*TASK DETAILS*:
Copy out the entries word for word, starting with the first line and ending with the line that contains "panel-number: 1: [2, 7, 15, 22]".

==================================================

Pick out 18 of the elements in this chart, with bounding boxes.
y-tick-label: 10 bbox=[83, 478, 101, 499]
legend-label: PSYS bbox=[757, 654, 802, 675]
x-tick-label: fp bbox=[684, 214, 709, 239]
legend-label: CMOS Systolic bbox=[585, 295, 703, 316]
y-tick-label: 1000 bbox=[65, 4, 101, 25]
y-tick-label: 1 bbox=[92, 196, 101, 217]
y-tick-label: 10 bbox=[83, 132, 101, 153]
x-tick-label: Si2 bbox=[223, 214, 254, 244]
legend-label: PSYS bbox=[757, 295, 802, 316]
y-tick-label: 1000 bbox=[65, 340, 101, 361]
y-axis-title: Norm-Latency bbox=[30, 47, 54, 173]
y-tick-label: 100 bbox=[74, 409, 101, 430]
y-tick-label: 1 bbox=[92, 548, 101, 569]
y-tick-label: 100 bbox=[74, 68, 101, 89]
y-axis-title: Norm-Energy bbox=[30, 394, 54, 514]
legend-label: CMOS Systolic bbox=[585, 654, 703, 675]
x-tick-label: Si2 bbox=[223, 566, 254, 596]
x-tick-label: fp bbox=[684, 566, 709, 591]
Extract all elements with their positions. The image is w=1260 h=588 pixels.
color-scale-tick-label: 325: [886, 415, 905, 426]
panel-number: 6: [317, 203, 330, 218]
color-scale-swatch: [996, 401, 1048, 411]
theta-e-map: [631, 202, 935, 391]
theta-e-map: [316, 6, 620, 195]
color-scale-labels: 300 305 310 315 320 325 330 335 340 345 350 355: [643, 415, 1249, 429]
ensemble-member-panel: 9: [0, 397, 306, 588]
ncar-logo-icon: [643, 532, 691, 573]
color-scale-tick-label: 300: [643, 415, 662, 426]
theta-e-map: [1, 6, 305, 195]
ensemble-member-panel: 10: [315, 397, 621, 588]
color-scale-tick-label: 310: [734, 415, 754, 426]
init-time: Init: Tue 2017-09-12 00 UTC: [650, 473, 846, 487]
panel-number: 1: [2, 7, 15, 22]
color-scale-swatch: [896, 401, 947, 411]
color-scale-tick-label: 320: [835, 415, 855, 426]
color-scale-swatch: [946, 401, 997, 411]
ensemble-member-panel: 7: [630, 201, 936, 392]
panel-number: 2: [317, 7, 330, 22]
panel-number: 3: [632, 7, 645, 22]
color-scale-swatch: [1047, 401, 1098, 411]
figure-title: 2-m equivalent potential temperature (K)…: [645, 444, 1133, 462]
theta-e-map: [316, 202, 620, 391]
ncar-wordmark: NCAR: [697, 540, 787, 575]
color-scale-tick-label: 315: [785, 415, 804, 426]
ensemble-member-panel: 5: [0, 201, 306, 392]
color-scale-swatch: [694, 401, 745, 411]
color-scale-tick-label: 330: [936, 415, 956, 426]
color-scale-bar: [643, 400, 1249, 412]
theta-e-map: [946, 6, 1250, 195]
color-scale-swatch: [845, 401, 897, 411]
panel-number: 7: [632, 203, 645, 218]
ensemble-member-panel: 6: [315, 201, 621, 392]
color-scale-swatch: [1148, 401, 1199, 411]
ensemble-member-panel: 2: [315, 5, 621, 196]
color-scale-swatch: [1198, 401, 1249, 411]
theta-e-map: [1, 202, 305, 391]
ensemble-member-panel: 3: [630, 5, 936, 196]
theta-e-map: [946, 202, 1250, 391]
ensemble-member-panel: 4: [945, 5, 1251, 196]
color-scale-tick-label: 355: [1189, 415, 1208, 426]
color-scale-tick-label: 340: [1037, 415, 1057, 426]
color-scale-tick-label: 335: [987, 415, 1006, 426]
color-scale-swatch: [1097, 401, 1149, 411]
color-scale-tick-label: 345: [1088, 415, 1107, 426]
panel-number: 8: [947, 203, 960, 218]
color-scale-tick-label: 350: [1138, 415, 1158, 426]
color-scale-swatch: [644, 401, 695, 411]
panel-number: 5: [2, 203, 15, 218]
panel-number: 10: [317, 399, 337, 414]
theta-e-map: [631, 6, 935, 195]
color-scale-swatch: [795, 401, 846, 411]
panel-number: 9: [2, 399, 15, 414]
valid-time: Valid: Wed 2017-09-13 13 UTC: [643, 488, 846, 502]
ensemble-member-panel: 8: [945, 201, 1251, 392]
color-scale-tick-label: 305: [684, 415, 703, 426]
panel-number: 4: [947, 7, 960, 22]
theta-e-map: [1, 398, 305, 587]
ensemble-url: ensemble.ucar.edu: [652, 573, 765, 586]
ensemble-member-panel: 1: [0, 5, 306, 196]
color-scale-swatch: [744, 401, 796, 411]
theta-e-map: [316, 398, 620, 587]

==================================================

*IN RESPONSE*:
Pick out 18 of the elements in this chart, with bounding boxes.
y-tick-label: 10 bbox=[83, 478, 101, 499]
legend-label: PSYS bbox=[757, 654, 802, 675]
x-tick-label: fp bbox=[684, 214, 709, 239]
legend-label: CMOS Systolic bbox=[585, 295, 703, 316]
y-tick-label: 1000 bbox=[65, 4, 101, 25]
y-tick-label: 1 bbox=[92, 196, 101, 217]
y-tick-label: 10 bbox=[83, 132, 101, 153]
x-tick-label: Si2 bbox=[223, 214, 254, 244]
legend-label: PSYS bbox=[757, 295, 802, 316]
y-tick-label: 1000 bbox=[65, 340, 101, 361]
y-axis-title: Norm-Latency bbox=[30, 47, 54, 173]
y-tick-label: 100 bbox=[74, 409, 101, 430]
y-tick-label: 1 bbox=[92, 548, 101, 569]
y-tick-label: 100 bbox=[74, 68, 101, 89]
y-axis-title: Norm-Energy bbox=[30, 394, 54, 514]
legend-label: CMOS Systolic bbox=[585, 654, 703, 675]
x-tick-label: Si2 bbox=[223, 566, 254, 596]
x-tick-label: fp bbox=[684, 566, 709, 591]
Extract all elements with their positions. The image is w=1260 h=588 pixels.
color-scale-tick-label: 325: [886, 415, 905, 426]
panel-number: 6: [317, 203, 330, 218]
color-scale-swatch: [996, 401, 1048, 411]
theta-e-map: [631, 202, 935, 391]
theta-e-map: [316, 6, 620, 195]
color-scale-labels: 300 305 310 315 320 325 330 335 340 345 350 355: [643, 415, 1249, 429]
ensemble-member-panel: 9: [0, 397, 306, 588]
ncar-logo-icon: [643, 532, 691, 573]
color-scale-tick-label: 300: [643, 415, 662, 426]
theta-e-map: [1, 6, 305, 195]
ensemble-member-panel: 10: [315, 397, 621, 588]
color-scale-tick-label: 310: [734, 415, 754, 426]
init-time: Init: Tue 2017-09-12 00 UTC: [650, 473, 846, 487]
panel-number: 1: [2, 7, 15, 22]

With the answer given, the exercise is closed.